Set down each line of the data below exactly as it stands, dropping the pictures.

### Task inputs
---------------

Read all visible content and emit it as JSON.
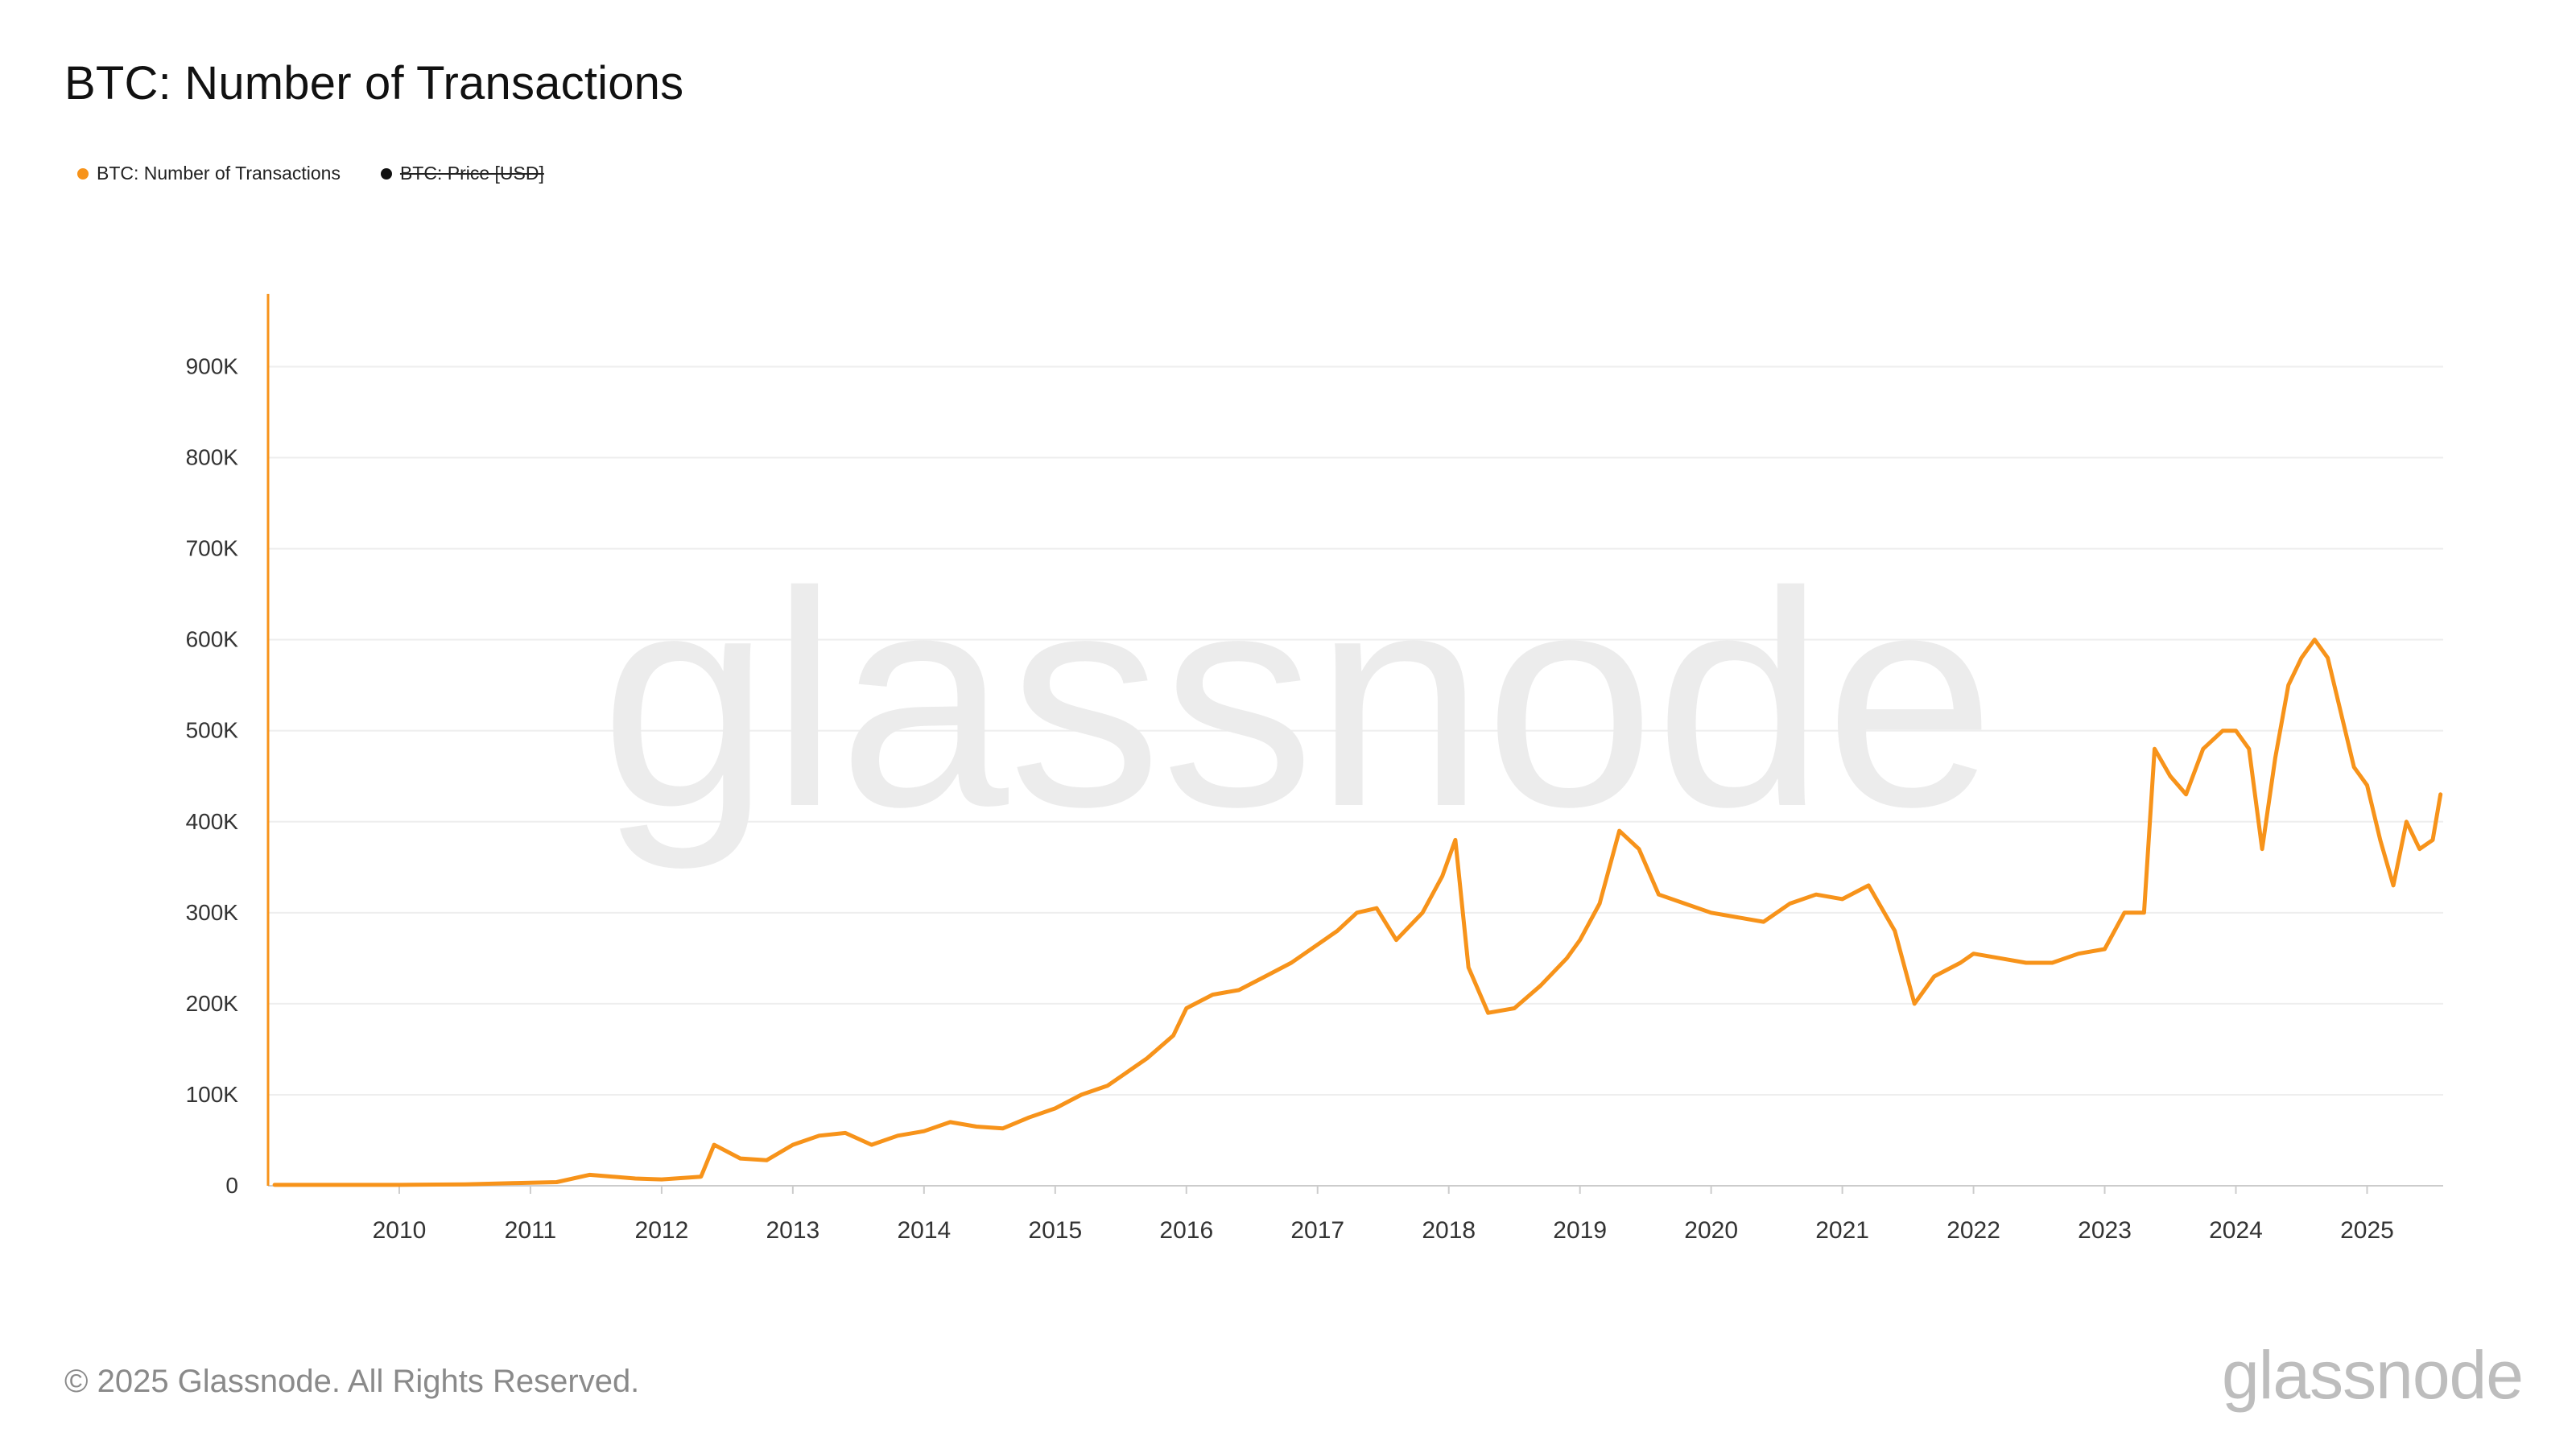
{
  "title": "BTC: Number of Transactions",
  "legend": [
    {
      "label": "BTC: Number of Transactions",
      "color": "#f7931a",
      "struck": false
    },
    {
      "label": "BTC: Price [USD]",
      "color": "#111111",
      "struck": true
    }
  ],
  "watermark": "glassnode",
  "footer": {
    "copyright": "© 2025 Glassnode. All Rights Reserved.",
    "logo": "glassnode"
  },
  "chart_data": {
    "type": "line",
    "title": "BTC: Number of Transactions",
    "xlabel": "",
    "ylabel": "",
    "x_domain": [
      2009.0,
      2025.58
    ],
    "ylim": [
      0,
      980000
    ],
    "y_ticks": [
      0,
      100000,
      200000,
      300000,
      400000,
      500000,
      600000,
      700000,
      800000,
      900000
    ],
    "y_tick_labels": [
      "0",
      "100K",
      "200K",
      "300K",
      "400K",
      "500K",
      "600K",
      "700K",
      "800K",
      "900K"
    ],
    "x_ticks": [
      2010,
      2011,
      2012,
      2013,
      2014,
      2015,
      2016,
      2017,
      2018,
      2019,
      2020,
      2021,
      2022,
      2023,
      2024,
      2025
    ],
    "x_tick_labels": [
      "2010",
      "2011",
      "2012",
      "2013",
      "2014",
      "2015",
      "2016",
      "2017",
      "2018",
      "2019",
      "2020",
      "2021",
      "2022",
      "2023",
      "2024",
      "2025"
    ],
    "grid": true,
    "legend_position": "top-left",
    "series": [
      {
        "name": "BTC: Number of Transactions",
        "color": "#f7931a",
        "x": [
          2009.05,
          2009.5,
          2010.0,
          2010.5,
          2010.9,
          2011.2,
          2011.45,
          2011.8,
          2012.0,
          2012.3,
          2012.4,
          2012.6,
          2012.8,
          2013.0,
          2013.2,
          2013.4,
          2013.6,
          2013.8,
          2014.0,
          2014.2,
          2014.4,
          2014.6,
          2014.8,
          2015.0,
          2015.2,
          2015.4,
          2015.55,
          2015.7,
          2015.9,
          2016.0,
          2016.2,
          2016.4,
          2016.6,
          2016.8,
          2017.0,
          2017.15,
          2017.3,
          2017.45,
          2017.6,
          2017.8,
          2017.95,
          2018.05,
          2018.15,
          2018.3,
          2018.5,
          2018.7,
          2018.9,
          2019.0,
          2019.15,
          2019.3,
          2019.45,
          2019.6,
          2019.8,
          2020.0,
          2020.2,
          2020.4,
          2020.6,
          2020.8,
          2021.0,
          2021.2,
          2021.4,
          2021.55,
          2021.7,
          2021.9,
          2022.0,
          2022.2,
          2022.4,
          2022.6,
          2022.8,
          2023.0,
          2023.15,
          2023.3,
          2023.38,
          2023.5,
          2023.62,
          2023.75,
          2023.9,
          2024.0,
          2024.1,
          2024.2,
          2024.3,
          2024.4,
          2024.5,
          2024.6,
          2024.7,
          2024.8,
          2024.9,
          2025.0,
          2025.1,
          2025.2,
          2025.3,
          2025.4,
          2025.5,
          2025.56
        ],
        "y": [
          1000,
          1000,
          1000,
          1500,
          3000,
          4000,
          12000,
          8000,
          7000,
          10000,
          45000,
          30000,
          28000,
          45000,
          55000,
          58000,
          45000,
          55000,
          60000,
          70000,
          65000,
          63000,
          75000,
          85000,
          100000,
          110000,
          125000,
          140000,
          165000,
          195000,
          210000,
          215000,
          230000,
          245000,
          265000,
          280000,
          300000,
          305000,
          270000,
          300000,
          340000,
          380000,
          240000,
          190000,
          195000,
          220000,
          250000,
          270000,
          310000,
          390000,
          370000,
          320000,
          310000,
          300000,
          295000,
          290000,
          310000,
          320000,
          315000,
          330000,
          280000,
          200000,
          230000,
          245000,
          255000,
          250000,
          245000,
          245000,
          255000,
          260000,
          300000,
          300000,
          480000,
          450000,
          430000,
          480000,
          500000,
          500000,
          480000,
          370000,
          470000,
          550000,
          580000,
          600000,
          580000,
          520000,
          460000,
          440000,
          380000,
          330000,
          400000,
          370000,
          380000,
          430000
        ]
      }
    ]
  }
}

---------------

### Answer for this exercise
Read all visible content and emit it as JSON.
{
  "title": "BTC: Number of Transactions",
  "legend": [
    {
      "label": "BTC: Number of Transactions",
      "color": "#f7931a",
      "struck": false
    },
    {
      "label": "BTC: Price [USD]",
      "color": "#111111",
      "struck": true
    }
  ],
  "watermark": "glassnode",
  "footer": {
    "copyright": "© 2025 Glassnode. All Rights Reserved.",
    "logo": "glassnode"
  },
  "chart_data": {
    "type": "line",
    "title": "BTC: Number of Transactions",
    "xlabel": "",
    "ylabel": "",
    "x_domain": [
      2009.0,
      2025.58
    ],
    "ylim": [
      0,
      980000
    ],
    "y_ticks": [
      0,
      100000,
      200000,
      300000,
      400000,
      500000,
      600000,
      700000,
      800000,
      900000
    ],
    "y_tick_labels": [
      "0",
      "100K",
      "200K",
      "300K",
      "400K",
      "500K",
      "600K",
      "700K",
      "800K",
      "900K"
    ],
    "x_ticks": [
      2010,
      2011,
      2012,
      2013,
      2014,
      2015,
      2016,
      2017,
      2018,
      2019,
      2020,
      2021,
      2022,
      2023,
      2024,
      2025
    ],
    "x_tick_labels": [
      "2010",
      "2011",
      "2012",
      "2013",
      "2014",
      "2015",
      "2016",
      "2017",
      "2018",
      "2019",
      "2020",
      "2021",
      "2022",
      "2023",
      "2024",
      "2025"
    ],
    "grid": true,
    "legend_position": "top-left",
    "series": [
      {
        "name": "BTC: Number of Transactions",
        "color": "#f7931a",
        "x": [
          2009.05,
          2009.5,
          2010.0,
          2010.5,
          2010.9,
          2011.2,
          2011.45,
          2011.8,
          2012.0,
          2012.3,
          2012.4,
          2012.6,
          2012.8,
          2013.0,
          2013.2,
          2013.4,
          2013.6,
          2013.8,
          2014.0,
          2014.2,
          2014.4,
          2014.6,
          2014.8,
          2015.0,
          2015.2,
          2015.4,
          2015.55,
          2015.7,
          2015.9,
          2016.0,
          2016.2,
          2016.4,
          2016.6,
          2016.8,
          2017.0,
          2017.15,
          2017.3,
          2017.45,
          2017.6,
          2017.8,
          2017.95,
          2018.05,
          2018.15,
          2018.3,
          2018.5,
          2018.7,
          2018.9,
          2019.0,
          2019.15,
          2019.3,
          2019.45,
          2019.6,
          2019.8,
          2020.0,
          2020.2,
          2020.4,
          2020.6,
          2020.8,
          2021.0,
          2021.2,
          2021.4,
          2021.55,
          2021.7,
          2021.9,
          2022.0,
          2022.2,
          2022.4,
          2022.6,
          2022.8,
          2023.0,
          2023.15,
          2023.3,
          2023.38,
          2023.5,
          2023.62,
          2023.75,
          2023.9,
          2024.0,
          2024.1,
          2024.2,
          2024.3,
          2024.4,
          2024.5,
          2024.6,
          2024.7,
          2024.8,
          2024.9,
          2025.0,
          2025.1,
          2025.2,
          2025.3,
          2025.4,
          2025.5,
          2025.56
        ],
        "y": [
          1000,
          1000,
          1000,
          1500,
          3000,
          4000,
          12000,
          8000,
          7000,
          10000,
          45000,
          30000,
          28000,
          45000,
          55000,
          58000,
          45000,
          55000,
          60000,
          70000,
          65000,
          63000,
          75000,
          85000,
          100000,
          110000,
          125000,
          140000,
          165000,
          195000,
          210000,
          215000,
          230000,
          245000,
          265000,
          280000,
          300000,
          305000,
          270000,
          300000,
          340000,
          380000,
          240000,
          190000,
          195000,
          220000,
          250000,
          270000,
          310000,
          390000,
          370000,
          320000,
          310000,
          300000,
          295000,
          290000,
          310000,
          320000,
          315000,
          330000,
          280000,
          200000,
          230000,
          245000,
          255000,
          250000,
          245000,
          245000,
          255000,
          260000,
          300000,
          300000,
          480000,
          450000,
          430000,
          480000,
          500000,
          500000,
          480000,
          370000,
          470000,
          550000,
          580000,
          600000,
          580000,
          520000,
          460000,
          440000,
          380000,
          330000,
          400000,
          370000,
          380000,
          430000
        ]
      }
    ]
  }
}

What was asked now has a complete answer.